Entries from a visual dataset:
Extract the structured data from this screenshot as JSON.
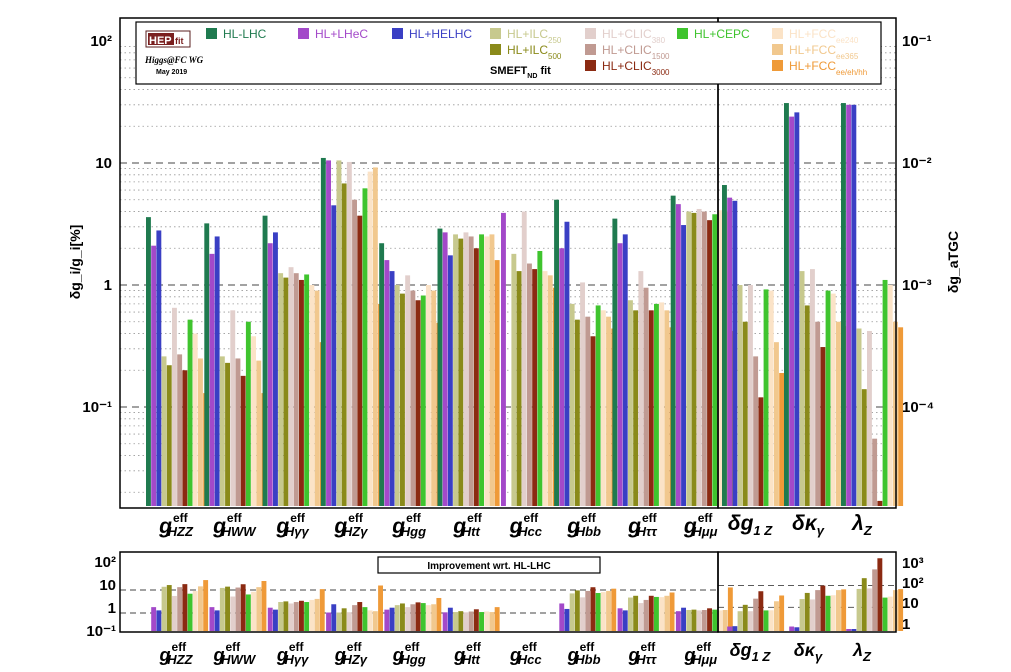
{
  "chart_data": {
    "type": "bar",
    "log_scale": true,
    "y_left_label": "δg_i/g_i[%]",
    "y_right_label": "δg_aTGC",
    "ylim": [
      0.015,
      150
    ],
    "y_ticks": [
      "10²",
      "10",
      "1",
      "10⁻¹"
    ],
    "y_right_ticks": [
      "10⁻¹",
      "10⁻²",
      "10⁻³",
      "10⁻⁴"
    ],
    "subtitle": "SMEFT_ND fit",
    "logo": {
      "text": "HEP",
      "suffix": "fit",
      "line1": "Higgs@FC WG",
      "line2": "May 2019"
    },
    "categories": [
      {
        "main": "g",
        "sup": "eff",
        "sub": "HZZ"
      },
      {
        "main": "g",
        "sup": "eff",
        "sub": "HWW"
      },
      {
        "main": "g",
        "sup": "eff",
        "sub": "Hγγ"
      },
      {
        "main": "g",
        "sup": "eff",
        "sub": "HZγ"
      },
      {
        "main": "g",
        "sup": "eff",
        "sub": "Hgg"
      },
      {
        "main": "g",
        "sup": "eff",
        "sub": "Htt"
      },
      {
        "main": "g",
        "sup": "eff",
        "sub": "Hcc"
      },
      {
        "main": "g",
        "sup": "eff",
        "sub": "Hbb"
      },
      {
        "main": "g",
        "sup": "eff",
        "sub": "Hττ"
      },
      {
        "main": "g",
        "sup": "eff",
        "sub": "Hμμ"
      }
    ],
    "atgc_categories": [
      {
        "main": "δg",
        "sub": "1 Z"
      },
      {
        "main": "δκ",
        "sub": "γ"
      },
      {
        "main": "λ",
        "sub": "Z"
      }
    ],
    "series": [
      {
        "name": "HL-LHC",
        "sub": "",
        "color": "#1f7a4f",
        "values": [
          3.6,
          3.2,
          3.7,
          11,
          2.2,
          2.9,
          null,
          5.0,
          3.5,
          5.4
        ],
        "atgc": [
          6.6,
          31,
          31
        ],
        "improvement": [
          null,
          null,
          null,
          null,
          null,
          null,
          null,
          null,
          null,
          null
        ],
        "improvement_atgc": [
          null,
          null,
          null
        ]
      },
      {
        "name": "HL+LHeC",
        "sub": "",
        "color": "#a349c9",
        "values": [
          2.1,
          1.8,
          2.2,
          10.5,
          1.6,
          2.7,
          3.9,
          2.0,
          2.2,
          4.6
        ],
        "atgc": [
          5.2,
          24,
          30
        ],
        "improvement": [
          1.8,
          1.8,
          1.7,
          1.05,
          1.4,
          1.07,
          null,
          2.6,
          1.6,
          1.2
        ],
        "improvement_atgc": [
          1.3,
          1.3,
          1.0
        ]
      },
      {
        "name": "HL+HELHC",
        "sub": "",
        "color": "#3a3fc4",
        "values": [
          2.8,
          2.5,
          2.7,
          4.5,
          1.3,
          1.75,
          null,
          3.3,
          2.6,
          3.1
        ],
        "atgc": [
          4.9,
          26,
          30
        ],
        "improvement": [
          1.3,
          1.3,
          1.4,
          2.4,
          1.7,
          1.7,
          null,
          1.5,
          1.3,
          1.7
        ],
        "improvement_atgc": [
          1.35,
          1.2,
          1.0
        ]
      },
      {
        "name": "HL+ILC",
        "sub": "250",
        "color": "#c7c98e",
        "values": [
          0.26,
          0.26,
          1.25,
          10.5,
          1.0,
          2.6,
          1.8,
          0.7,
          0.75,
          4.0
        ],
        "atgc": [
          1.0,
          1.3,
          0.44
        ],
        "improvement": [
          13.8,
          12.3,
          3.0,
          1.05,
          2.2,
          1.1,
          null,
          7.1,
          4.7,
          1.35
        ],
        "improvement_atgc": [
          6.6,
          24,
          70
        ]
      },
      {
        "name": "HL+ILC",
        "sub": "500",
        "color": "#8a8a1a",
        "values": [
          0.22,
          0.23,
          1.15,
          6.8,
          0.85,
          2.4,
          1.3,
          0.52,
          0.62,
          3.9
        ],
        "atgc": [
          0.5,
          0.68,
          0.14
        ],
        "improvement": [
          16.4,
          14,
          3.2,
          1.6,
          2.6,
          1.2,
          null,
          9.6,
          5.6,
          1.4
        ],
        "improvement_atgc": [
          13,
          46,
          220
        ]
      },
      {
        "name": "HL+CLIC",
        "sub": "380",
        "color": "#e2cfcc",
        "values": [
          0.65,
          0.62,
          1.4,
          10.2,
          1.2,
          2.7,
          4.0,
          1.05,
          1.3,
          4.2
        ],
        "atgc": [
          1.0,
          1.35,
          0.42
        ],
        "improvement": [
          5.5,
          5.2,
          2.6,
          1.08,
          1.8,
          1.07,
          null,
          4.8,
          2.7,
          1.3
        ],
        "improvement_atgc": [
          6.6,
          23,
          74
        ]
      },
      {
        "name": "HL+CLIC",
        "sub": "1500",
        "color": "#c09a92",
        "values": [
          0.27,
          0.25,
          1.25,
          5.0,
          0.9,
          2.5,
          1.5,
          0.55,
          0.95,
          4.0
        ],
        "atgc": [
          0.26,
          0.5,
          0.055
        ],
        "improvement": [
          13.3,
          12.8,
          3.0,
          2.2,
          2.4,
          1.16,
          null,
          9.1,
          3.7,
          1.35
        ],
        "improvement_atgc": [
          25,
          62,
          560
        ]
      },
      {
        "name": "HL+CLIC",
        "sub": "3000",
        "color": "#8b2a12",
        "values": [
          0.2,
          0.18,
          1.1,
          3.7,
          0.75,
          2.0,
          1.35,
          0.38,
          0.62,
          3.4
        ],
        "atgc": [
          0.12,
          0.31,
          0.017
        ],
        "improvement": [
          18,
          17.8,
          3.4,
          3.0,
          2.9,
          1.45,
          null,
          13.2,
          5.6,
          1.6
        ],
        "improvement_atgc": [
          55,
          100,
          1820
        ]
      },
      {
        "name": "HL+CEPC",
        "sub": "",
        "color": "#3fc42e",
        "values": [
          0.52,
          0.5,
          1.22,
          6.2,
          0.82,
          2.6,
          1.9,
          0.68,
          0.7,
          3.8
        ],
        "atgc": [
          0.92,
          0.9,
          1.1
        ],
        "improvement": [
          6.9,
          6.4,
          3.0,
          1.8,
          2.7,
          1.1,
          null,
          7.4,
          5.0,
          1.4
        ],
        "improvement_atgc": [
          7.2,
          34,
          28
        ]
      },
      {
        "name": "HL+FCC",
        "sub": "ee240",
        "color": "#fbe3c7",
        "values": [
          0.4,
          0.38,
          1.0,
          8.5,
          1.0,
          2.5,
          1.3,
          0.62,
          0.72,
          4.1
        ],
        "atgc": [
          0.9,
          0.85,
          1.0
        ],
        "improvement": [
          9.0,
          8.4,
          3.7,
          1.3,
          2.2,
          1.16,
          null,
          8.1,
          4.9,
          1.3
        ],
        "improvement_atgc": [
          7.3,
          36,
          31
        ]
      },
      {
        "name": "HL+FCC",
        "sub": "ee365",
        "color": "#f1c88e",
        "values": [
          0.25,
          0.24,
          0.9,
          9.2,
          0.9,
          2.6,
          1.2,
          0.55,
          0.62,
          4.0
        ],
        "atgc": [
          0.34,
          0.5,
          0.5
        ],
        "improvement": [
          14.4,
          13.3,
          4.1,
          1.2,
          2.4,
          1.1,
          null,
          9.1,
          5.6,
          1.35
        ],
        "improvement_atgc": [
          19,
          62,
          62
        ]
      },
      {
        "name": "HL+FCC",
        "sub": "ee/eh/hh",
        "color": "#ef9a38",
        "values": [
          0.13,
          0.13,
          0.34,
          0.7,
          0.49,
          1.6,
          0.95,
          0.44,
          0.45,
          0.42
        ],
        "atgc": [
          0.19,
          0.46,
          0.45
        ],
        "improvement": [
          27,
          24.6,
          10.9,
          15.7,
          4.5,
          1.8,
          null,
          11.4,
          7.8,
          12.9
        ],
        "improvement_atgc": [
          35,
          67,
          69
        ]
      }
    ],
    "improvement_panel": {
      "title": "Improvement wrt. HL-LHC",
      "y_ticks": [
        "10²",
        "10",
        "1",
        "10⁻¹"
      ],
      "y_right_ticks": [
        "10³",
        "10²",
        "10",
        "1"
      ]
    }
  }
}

**WHAT THE TASK REQUIRES**
Search the lines above for the string "color", then show every one that has it.

**THE COMPLETED TASK**
        "color": "#1f7a4f",
        "color": "#a349c9",
        "color": "#3a3fc4",
        "color": "#c7c98e",
        "color": "#8a8a1a",
        "color": "#e2cfcc",
        "color": "#c09a92",
        "color": "#8b2a12",
        "color": "#3fc42e",
        "color": "#fbe3c7",
        "color": "#f1c88e",
        "color": "#ef9a38",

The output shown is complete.